Task details — Filter this material down to the lines that hold "Westcott", copying each one.

Provided information —

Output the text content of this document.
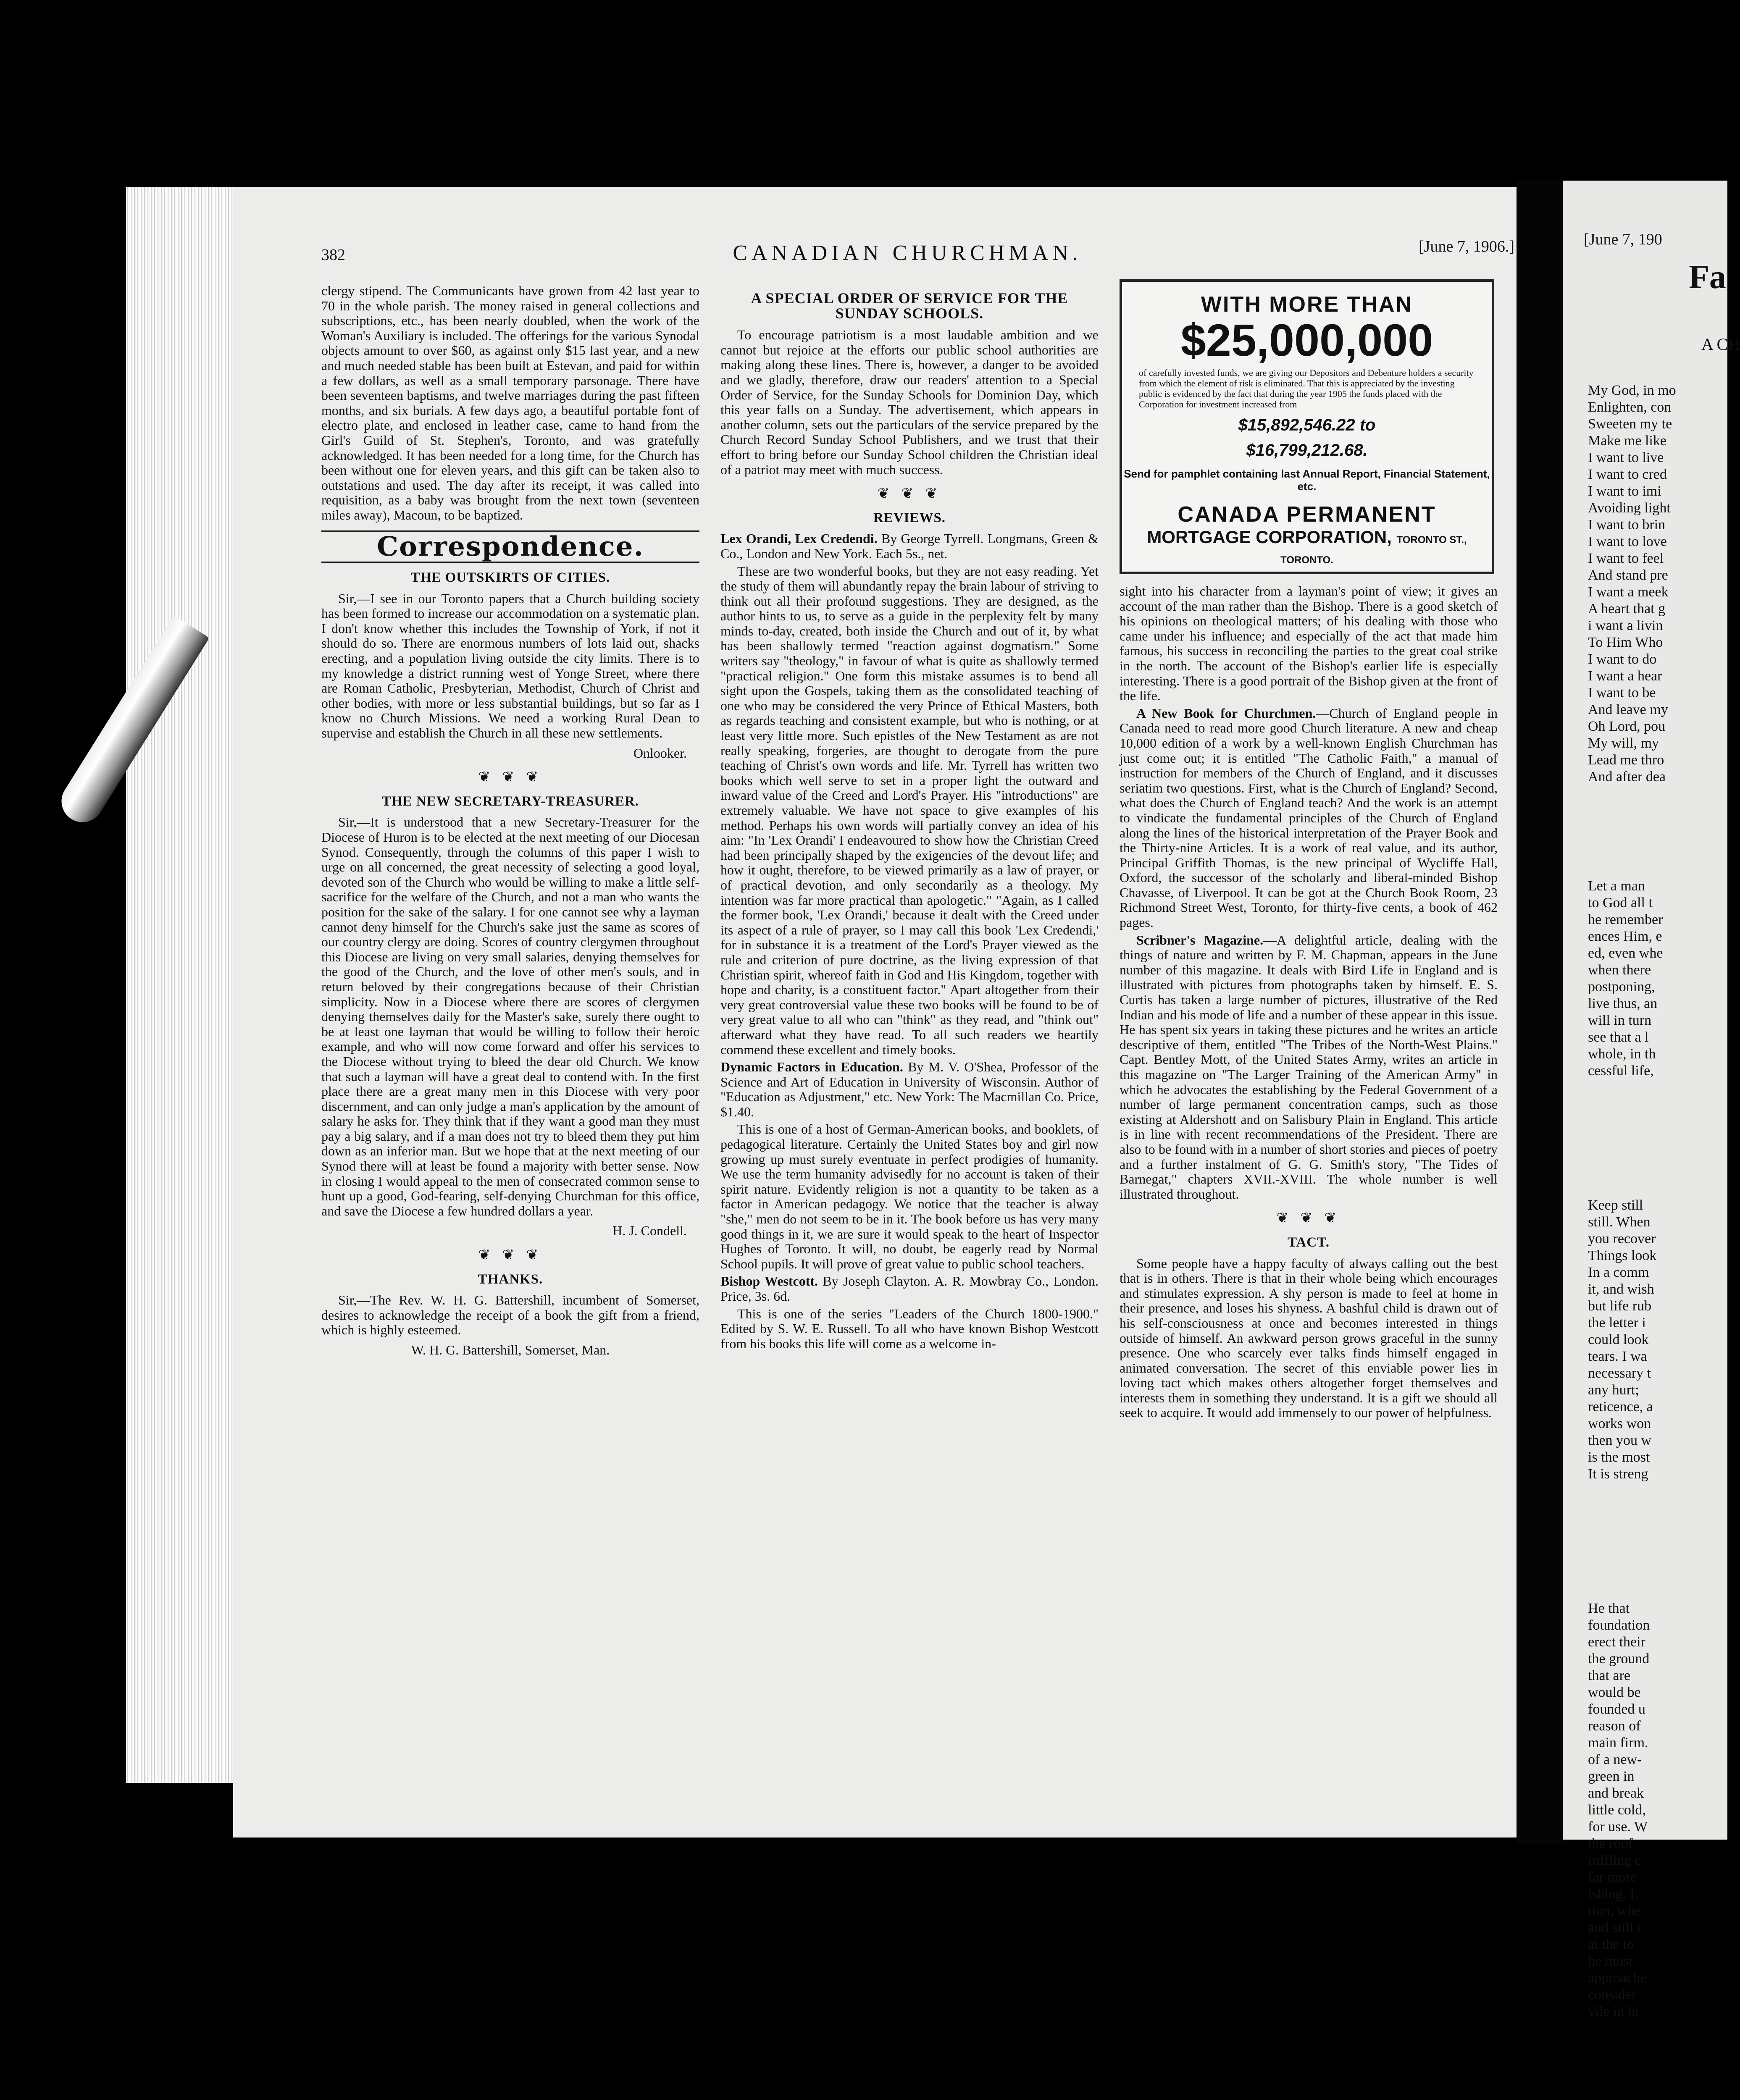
382	CANADIAN CHURCHMAN.	[June 7, 1906.]

clergy stipend. The Communicants have grown from 42 last year to 70 in the whole parish. The money raised in general collections and subscriptions, etc., has been nearly doubled, when the work of the Woman's Auxiliary is included. The offerings for the various Synodal objects amount to over $60, as against only $15 last year, and a new and much needed stable has been built at Estevan, and paid for within a few dollars, as well as a small temporary parsonage. There have been seventeen baptisms, and twelve marriages during the past fifteen months, and six burials. A few days ago, a beautiful portable font of electro plate, and enclosed in leather case, came to hand from the Girl's Guild of St. Stephen's, Toronto, and was gratefully acknowledged. It has been needed for a long time, for the Church has been without one for eleven years, and this gift can be taken also to outstations and used. The day after its receipt, it was called into requisition, as a baby was brought from the next town (seventeen miles away), Macoun, to be baptized.

Correspondence.
THE OUTSKIRTS OF CITIES.

Sir,—I see in our Toronto papers that a Church building society has been formed to increase our accommodation on a systematic plan. I don't know whether this includes the Township of York, if not it should do so. There are enormous numbers of lots laid out, shacks erecting, and a population living outside the city limits. There is to my knowledge a district running west of Yonge Street, where there are Roman Catholic, Presbyterian, Methodist, Church of Christ and other bodies, with more or less substantial buildings, but so far as I know no Church Missions. We need a working Rural Dean to supervise and establish the Church in all these new settlements.

Onlooker.
❦ ❦ ❦
THE NEW SECRETARY-TREASURER.

Sir,—It is understood that a new Secretary-Treasurer for the Diocese of Huron is to be elected at the next meeting of our Diocesan Synod. Consequently, through the columns of this paper I wish to urge on all concerned, the great necessity of selecting a good loyal, devoted son of the Church who would be willing to make a little self-sacrifice for the welfare of the Church, and not a man who wants the position for the sake of the salary. I for one cannot see why a layman cannot deny himself for the Church's sake just the same as scores of our country clergy are doing. Scores of country clergymen throughout this Diocese are living on very small salaries, denying themselves for the good of the Church, and the love of other men's souls, and in return beloved by their congregations because of their Christian simplicity. Now in a Diocese where there are scores of clergymen denying themselves daily for the Master's sake, surely there ought to be at least one layman that would be willing to follow their heroic example, and who will now come forward and offer his services to the Diocese without trying to bleed the dear old Church. We know that such a layman will have a great deal to contend with. In the first place there are a great many men in this Diocese with very poor discernment, and can only judge a man's application by the amount of salary he asks for. They think that if they want a good man they must pay a big salary, and if a man does not try to bleed them they put him down as an inferior man. But we hope that at the next meeting of our Synod there will at least be found a majority with better sense. Now in closing I would appeal to the men of consecrated common sense to hunt up a good, God-fearing, self-denying Churchman for this office, and save the Diocese a few hundred dollars a year.

H. J. Condell.
❦ ❦ ❦
THANKS.

Sir,—The Rev. W. H. G. Battershill, incumbent of Somerset, desires to acknowledge the receipt of a book the gift from a friend, which is highly esteemed.

W. H. G. Battershill, Somerset, Man.
A SPECIAL ORDER OF SERVICE FOR THE SUNDAY SCHOOLS.

To encourage patriotism is a most laudable ambition and we cannot but rejoice at the efforts our public school authorities are making along these lines. There is, however, a danger to be avoided and we gladly, therefore, draw our readers' attention to a Special Order of Service, for the Sunday Schools for Dominion Day, which this year falls on a Sunday. The advertisement, which appears in another column, sets out the particulars of the service prepared by the Church Record Sunday School Publishers, and we trust that their effort to bring before our Sunday School children the Christian ideal of a patriot may meet with much success.

❦ ❦ ❦
REVIEWS.

Lex Orandi, Lex Credendi. By George Tyrrell. Longmans, Green & Co., London and New York. Each 5s., net.

These are two wonderful books, but they are not easy reading. Yet the study of them will abundantly repay the brain labour of striving to think out all their profound suggestions. They are designed, as the author hints to us, to serve as a guide in the perplexity felt by many minds to-day, created, both inside the Church and out of it, by what has been shallowly termed "reaction against dogmatism." Some writers say "theology," in favour of what is quite as shallowly termed "practical religion." One form this mistake assumes is to bend all sight upon the Gospels, taking them as the consolidated teaching of one who may be considered the very Prince of Ethical Masters, both as regards teaching and consistent example, but who is nothing, or at least very little more. Such epistles of the New Testament as are not really speaking, forgeries, are thought to derogate from the pure teaching of Christ's own words and life. Mr. Tyrrell has written two books which well serve to set in a proper light the outward and inward value of the Creed and Lord's Prayer. His "introductions" are extremely valuable. We have not space to give examples of his method. Perhaps his own words will partially convey an idea of his aim: "In 'Lex Orandi' I endeavoured to show how the Christian Creed had been principally shaped by the exigencies of the devout life; and how it ought, therefore, to be viewed primarily as a law of prayer, or of practical devotion, and only secondarily as a theology. My intention was far more practical than apologetic." "Again, as I called the former book, 'Lex Orandi,' because it dealt with the Creed under its aspect of a rule of prayer, so I may call this book 'Lex Credendi,' for in substance it is a treatment of the Lord's Prayer viewed as the rule and criterion of pure doctrine, as the living expression of that Christian spirit, whereof faith in God and His Kingdom, together with hope and charity, is a constituent factor." Apart altogether from their very great controversial value these two books will be found to be of very great value to all who can "think" as they read, and "think out" afterward what they have read. To all such readers we heartily commend these excellent and timely books.

Dynamic Factors in Education. By M. V. O'Shea, Professor of the Science and Art of Education in University of Wisconsin. Author of "Education as Adjustment," etc. New York: The Macmillan Co. Price, $1.40.

This is one of a host of German-American books, and booklets, of pedagogical literature. Certainly the United States boy and girl now growing up must surely eventuate in perfect prodigies of humanity. We use the term humanity advisedly for no account is taken of their spirit nature. Evidently religion is not a quantity to be taken as a factor in American pedagogy. We notice that the teacher is alway "she," men do not seem to be in it. The book before us has very many good things in it, we are sure it would speak to the heart of Inspector Hughes of Toronto. It will, no doubt, be eagerly read by Normal School pupils. It will prove of great value to public school teachers.

Bishop Westcott. By Joseph Clayton. A. R. Mowbray Co., London. Price, 3s. 6d.

This is one of the series "Leaders of the Church 1800-1900." Edited by S. W. E. Russell. To all who have known Bishop Westcott from his books this life will come as a welcome in-

WITH MORE THAN
$25,000,000
of carefully invested funds, we are giving our Depositors and Debenture holders a security from which the element of risk is eliminated. That this is appreciated by the investing public is evidenced by the fact that during the year 1905 the funds placed with the Corporation for investment increased from
$15,892,546.22 to
$16,799,212.68.
Send for pamphlet containing last Annual Report, Financial Statement, etc.
CANADA PERMANENT
MORTGAGE CORPORATION, TORONTO ST., TORONTO.

sight into his character from a layman's point of view; it gives an account of the man rather than the Bishop. There is a good sketch of his opinions on theological matters; of his dealing with those who came under his influence; and especially of the act that made him famous, his success in reconciling the parties to the great coal strike in the north. The account of the Bishop's earlier life is especially interesting. There is a good portrait of the Bishop given at the front of the life.

A New Book for Churchmen.—Church of England people in Canada need to read more good Church literature. A new and cheap 10,000 edition of a work by a well-known English Churchman has just come out; it is entitled "The Catholic Faith," a manual of instruction for members of the Church of England, and it discusses seriatim two questions. First, what is the Church of England? Second, what does the Church of England teach? And the work is an attempt to vindicate the fundamental principles of the Church of England along the lines of the historical interpretation of the Prayer Book and the Thirty-nine Articles. It is a work of real value, and its author, Principal Griffith Thomas, is the new principal of Wycliffe Hall, Oxford, the successor of the scholarly and liberal-minded Bishop Chavasse, of Liverpool. It can be got at the Church Book Room, 23 Richmond Street West, Toronto, for thirty-five cents, a book of 462 pages.

Scribner's Magazine.—A delightful article, dealing with the things of nature and written by F. M. Chapman, appears in the June number of this magazine. It deals with Bird Life in England and is illustrated with pictures from photographs taken by himself. E. S. Curtis has taken a large number of pictures, illustrative of the Red Indian and his mode of life and a number of these appear in this issue. He has spent six years in taking these pictures and he writes an article descriptive of them, entitled "The Tribes of the North-West Plains." Capt. Bentley Mott, of the United States Army, writes an article in this magazine on "The Larger Training of the American Army" in which he advocates the establishing by the Federal Government of a number of large permanent concentration camps, such as those existing at Aldershott and on Salisbury Plain in England. This article is in line with recent recommendations of the President. There are also to be found with in a number of short stories and pieces of poetry and a further instalment of G. G. Smith's story, "The Tides of Barnegat," chapters XVII.-XVIII. The whole number is well illustrated throughout.

❦ ❦ ❦
TACT.

Some people have a happy faculty of always calling out the best that is in others. There is that in their whole being which encourages and stimulates expression. A shy person is made to feel at home in their presence, and loses his shyness. A bashful child is drawn out of his self-consciousness at once and becomes interested in things outside of himself. An awkward person grows graceful in the sunny presence. One who scarcely ever talks finds himself engaged in animated conversation. The secret of this enviable power lies in loving tact which makes others altogether forget themselves and interests them in something they understand. It is a gift we should all seek to acquire. It would add immensely to our power of helpfulness.

[June 7, 190
Fa
A CH
My God, in mo
Enlighten, con
Sweeten my te
Make me like
I want to live
I want to cred
I want to imi
Avoiding light
I want to brin
I want to love
I want to feel
And stand pre
I want a meek
A heart that g
i want a livin
To Him Who
I want to do
I want a hear
I want to be
And leave my
Oh Lord, pou
My will, my
Lead me thro
And after dea
Let a man
to God all t
he remember
ences Him, e
ed, even whe
when there
postponing,
live thus, an
will in turn
see that a l
whole, in th
cessful life,
Keep still
still. When
you recover
Things look
In a comm
it, and wish
but life rub
the letter i
could look
tears. I wa
necessary t
any hurt;
reticence, a
works won
then you w
is the most
It is streng
He that
foundation
erect their
the ground
that are
would be
founded u
reason of
main firm.
of a new-
green in
and break
little cold,
for use. W
the roof,
ruffling c
far more
ishing. L
tion, whe
and still t
at the to
he must
approache
consider
vile in hi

Written response —
Bishop Westcott. By Joseph Clayton. A. R. Mowbray Co., London. Price, 3s. 6d.
This is one of the series "Leaders of the Church 1800-1900." Edited by S. W. E. Russell. To all who have known Bishop Westcott from his books this life will come as a welcome in-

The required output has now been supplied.